◆ **Task prompt**
Every entry that follows needs to be repeated exactly.

◆ **Task material**

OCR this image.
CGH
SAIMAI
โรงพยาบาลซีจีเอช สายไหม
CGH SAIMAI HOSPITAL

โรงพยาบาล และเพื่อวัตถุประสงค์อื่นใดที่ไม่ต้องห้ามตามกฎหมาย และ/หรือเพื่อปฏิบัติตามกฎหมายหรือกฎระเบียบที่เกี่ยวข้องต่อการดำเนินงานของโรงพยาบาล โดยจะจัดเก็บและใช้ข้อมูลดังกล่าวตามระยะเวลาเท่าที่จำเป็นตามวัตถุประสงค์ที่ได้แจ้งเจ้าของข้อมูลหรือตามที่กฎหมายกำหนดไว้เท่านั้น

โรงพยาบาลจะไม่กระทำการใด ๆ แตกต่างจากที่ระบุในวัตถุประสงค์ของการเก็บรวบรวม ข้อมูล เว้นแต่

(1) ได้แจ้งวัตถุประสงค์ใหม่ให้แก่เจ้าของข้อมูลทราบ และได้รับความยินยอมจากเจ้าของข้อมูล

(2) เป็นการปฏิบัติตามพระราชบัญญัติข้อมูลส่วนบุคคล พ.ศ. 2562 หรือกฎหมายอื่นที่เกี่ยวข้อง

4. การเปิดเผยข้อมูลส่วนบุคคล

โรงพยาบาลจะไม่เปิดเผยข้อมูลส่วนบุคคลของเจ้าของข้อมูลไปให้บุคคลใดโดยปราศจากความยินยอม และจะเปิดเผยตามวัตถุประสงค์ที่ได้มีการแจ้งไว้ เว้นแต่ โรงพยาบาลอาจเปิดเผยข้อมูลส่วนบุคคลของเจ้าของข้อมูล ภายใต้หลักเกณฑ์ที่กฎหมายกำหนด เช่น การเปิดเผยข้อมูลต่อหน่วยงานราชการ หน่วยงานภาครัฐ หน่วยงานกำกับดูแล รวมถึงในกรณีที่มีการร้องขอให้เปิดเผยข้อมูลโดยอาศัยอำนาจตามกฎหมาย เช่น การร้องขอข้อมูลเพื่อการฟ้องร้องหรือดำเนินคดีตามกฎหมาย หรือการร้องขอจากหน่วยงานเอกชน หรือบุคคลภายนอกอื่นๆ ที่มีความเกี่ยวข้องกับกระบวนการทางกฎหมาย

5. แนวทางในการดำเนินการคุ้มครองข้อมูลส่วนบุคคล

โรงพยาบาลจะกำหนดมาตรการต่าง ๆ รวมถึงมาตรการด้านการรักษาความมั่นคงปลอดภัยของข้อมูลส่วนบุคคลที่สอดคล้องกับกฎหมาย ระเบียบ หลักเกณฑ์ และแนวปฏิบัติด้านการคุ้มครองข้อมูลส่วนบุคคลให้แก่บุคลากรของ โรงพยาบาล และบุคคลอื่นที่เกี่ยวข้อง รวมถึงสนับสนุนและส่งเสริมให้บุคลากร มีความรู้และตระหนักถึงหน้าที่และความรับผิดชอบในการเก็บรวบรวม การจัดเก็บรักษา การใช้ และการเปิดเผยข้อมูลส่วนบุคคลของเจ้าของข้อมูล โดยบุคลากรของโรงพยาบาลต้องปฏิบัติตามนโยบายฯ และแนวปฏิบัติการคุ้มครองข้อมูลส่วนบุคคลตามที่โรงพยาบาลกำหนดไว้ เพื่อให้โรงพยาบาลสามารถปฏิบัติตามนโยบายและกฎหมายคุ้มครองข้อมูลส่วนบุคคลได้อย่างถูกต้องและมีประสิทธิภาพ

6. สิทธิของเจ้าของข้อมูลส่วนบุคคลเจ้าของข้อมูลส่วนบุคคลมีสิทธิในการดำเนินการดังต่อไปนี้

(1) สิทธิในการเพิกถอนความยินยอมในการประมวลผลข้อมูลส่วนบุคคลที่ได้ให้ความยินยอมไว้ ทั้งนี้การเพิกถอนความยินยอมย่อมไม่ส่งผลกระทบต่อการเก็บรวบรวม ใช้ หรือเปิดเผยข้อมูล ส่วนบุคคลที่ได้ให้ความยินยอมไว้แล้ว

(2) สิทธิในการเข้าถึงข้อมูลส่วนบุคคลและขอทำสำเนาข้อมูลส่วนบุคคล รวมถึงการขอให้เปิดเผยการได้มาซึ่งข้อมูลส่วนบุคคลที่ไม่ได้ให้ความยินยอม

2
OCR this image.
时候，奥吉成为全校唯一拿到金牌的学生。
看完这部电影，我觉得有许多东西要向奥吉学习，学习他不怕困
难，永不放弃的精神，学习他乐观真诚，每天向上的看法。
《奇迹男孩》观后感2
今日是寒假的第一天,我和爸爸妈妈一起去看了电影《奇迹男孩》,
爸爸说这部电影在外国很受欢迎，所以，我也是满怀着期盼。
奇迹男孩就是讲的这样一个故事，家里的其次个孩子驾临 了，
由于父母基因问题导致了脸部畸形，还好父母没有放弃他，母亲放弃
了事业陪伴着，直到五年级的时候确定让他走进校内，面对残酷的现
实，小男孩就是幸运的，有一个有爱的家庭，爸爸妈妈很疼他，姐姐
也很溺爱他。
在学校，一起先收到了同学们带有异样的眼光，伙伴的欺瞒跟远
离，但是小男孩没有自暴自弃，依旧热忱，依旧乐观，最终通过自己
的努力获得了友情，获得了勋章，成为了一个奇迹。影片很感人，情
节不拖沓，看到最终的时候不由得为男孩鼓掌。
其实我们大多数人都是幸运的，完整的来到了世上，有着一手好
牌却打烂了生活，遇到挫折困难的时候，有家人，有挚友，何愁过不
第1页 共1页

◆ **Final answer**
OCR this image.
CGH
SAIMAI
โรงพยาบาลซีจีเอช สายไหม
CGH SAIMAI HOSPITAL

โรงพยาบาล และเพื่อวัตถุประสงค์อื่นใดที่ไม่ต้องห้ามตามกฎหมาย และ/หรือเพื่อปฏิบัติตามกฎหมายหรือกฎระเบียบที่เกี่ยวข้องต่อการดำเนินงานของโรงพยาบาล โดยจะจัดเก็บและใช้ข้อมูลดังกล่าวตามระยะเวลาเท่าที่จำเป็นตามวัตถุประสงค์ที่ได้แจ้งเจ้าของข้อมูลหรือตามที่กฎหมายกำหนดไว้เท่านั้น

โรงพยาบาลจะไม่กระทำการใด ๆ แตกต่างจากที่ระบุในวัตถุประสงค์ของการเก็บรวบรวม ข้อมูล เว้นแต่

(1) ได้แจ้งวัตถุประสงค์ใหม่ให้แก่เจ้าของข้อมูลทราบ และได้รับความยินยอมจากเจ้าของข้อมูล

(2) เป็นการปฏิบัติตามพระราชบัญญัติข้อมูลส่วนบุคคล พ.ศ. 2562 หรือกฎหมายอื่นที่เกี่ยวข้อง

4. การเปิดเผยข้อมูลส่วนบุคคล

โรงพยาบาลจะไม่เปิดเผยข้อมูลส่วนบุคคลของเจ้าของข้อมูลไปให้บุคคลใดโดยปราศจากความยินยอม และจะเปิดเผยตามวัตถุประสงค์ที่ได้มีการแจ้งไว้ เว้นแต่ โรงพยาบาลอาจเปิดเผยข้อมูลส่วนบุคคลของเจ้าของข้อมูล ภายใต้หลักเกณฑ์ที่กฎหมายกำหนด เช่น การเปิดเผยข้อมูลต่อหน่วยงานราชการ หน่วยงานภาครัฐ หน่วยงานกำกับดูแล รวมถึงในกรณีที่มีการร้องขอให้เปิดเผยข้อมูลโดยอาศัยอำนาจตามกฎหมาย เช่น การร้องขอข้อมูลเพื่อการฟ้องร้องหรือดำเนินคดีตามกฎหมาย หรือการร้องขอจากหน่วยงานเอกชน หรือบุคคลภายนอกอื่นๆ ที่มีความเกี่ยวข้องกับกระบวนการทางกฎหมาย

5. แนวทางในการดำเนินการคุ้มครองข้อมูลส่วนบุคคล

โรงพยาบาลจะกำหนดมาตรการต่าง ๆ รวมถึงมาตรการด้านการรักษาความมั่นคงปลอดภัยของข้อมูลส่วนบุคคลที่สอดคล้องกับกฎหมาย ระเบียบ หลักเกณฑ์ และแนวปฏิบัติด้านการคุ้มครองข้อมูลส่วนบุคคลให้แก่บุคลากรของ โรงพยาบาล และบุคคลอื่นที่เกี่ยวข้อง รวมถึงสนับสนุนและส่งเสริมให้บุคลากร มีความรู้และตระหนักถึงหน้าที่และความรับผิดชอบในการเก็บรวบรวม การจัดเก็บรักษา การใช้ และการเปิดเผยข้อมูลส่วนบุคคลของเจ้าของข้อมูล โดยบุคลากรของโรงพยาบาลต้องปฏิบัติตามนโยบายฯ และแนวปฏิบัติการคุ้มครองข้อมูลส่วนบุคคลตามที่โรงพยาบาลกำหนดไว้ เพื่อให้โรงพยาบาลสามารถปฏิบัติตามนโยบายและกฎหมายคุ้มครองข้อมูลส่วนบุคคลได้อย่างถูกต้องและมีประสิทธิภาพ

6. สิทธิของเจ้าของข้อมูลส่วนบุคคลเจ้าของข้อมูลส่วนบุคคลมีสิทธิในการดำเนินการดังต่อไปนี้

(1) สิทธิในการเพิกถอนความยินยอมในการประมวลผลข้อมูลส่วนบุคคลที่ได้ให้ความยินยอมไว้ ทั้งนี้การเพิกถอนความยินยอมย่อมไม่ส่งผลกระทบต่อการเก็บรวบรวม ใช้ หรือเปิดเผยข้อมูล ส่วนบุคคลที่ได้ให้ความยินยอมไว้แล้ว

(2) สิทธิในการเข้าถึงข้อมูลส่วนบุคคลและขอทำสำเนาข้อมูลส่วนบุคคล รวมถึงการขอให้เปิดเผยการได้มาซึ่งข้อมูลส่วนบุคคลที่ไม่ได้ให้ความยินยอม

2
OCR this image.
时候，奥吉成为全校唯一拿到金牌的学生。
看完这部电影，我觉得有许多东西要向奥吉学习，学习他不怕困
难，永不放弃的精神，学习他乐观真诚，每天向上的看法。
《奇迹男孩》观后感2
今日是寒假的第一天,我和爸爸妈妈一起去看了电影《奇迹男孩》,
爸爸说这部电影在外国很受欢迎，所以，我也是满怀着期盼。
奇迹男孩就是讲的这样一个故事，家里的其次个孩子驾临 了，
由于父母基因问题导致了脸部畸形，还好父母没有放弃他，母亲放弃
了事业陪伴着，直到五年级的时候确定让他走进校内，面对残酷的现
实，小男孩就是幸运的，有一个有爱的家庭，爸爸妈妈很疼他，姐姐
也很溺爱他。
在学校，一起先收到了同学们带有异样的眼光，伙伴的欺瞒跟远
离，但是小男孩没有自暴自弃，依旧热忱，依旧乐观，最终通过自己
的努力获得了友情，获得了勋章，成为了一个奇迹。影片很感人，情
节不拖沓，看到最终的时候不由得为男孩鼓掌。
其实我们大多数人都是幸运的，完整的来到了世上，有着一手好
牌却打烂了生活，遇到挫折困难的时候，有家人，有挚友，何愁过不
第1页 共1页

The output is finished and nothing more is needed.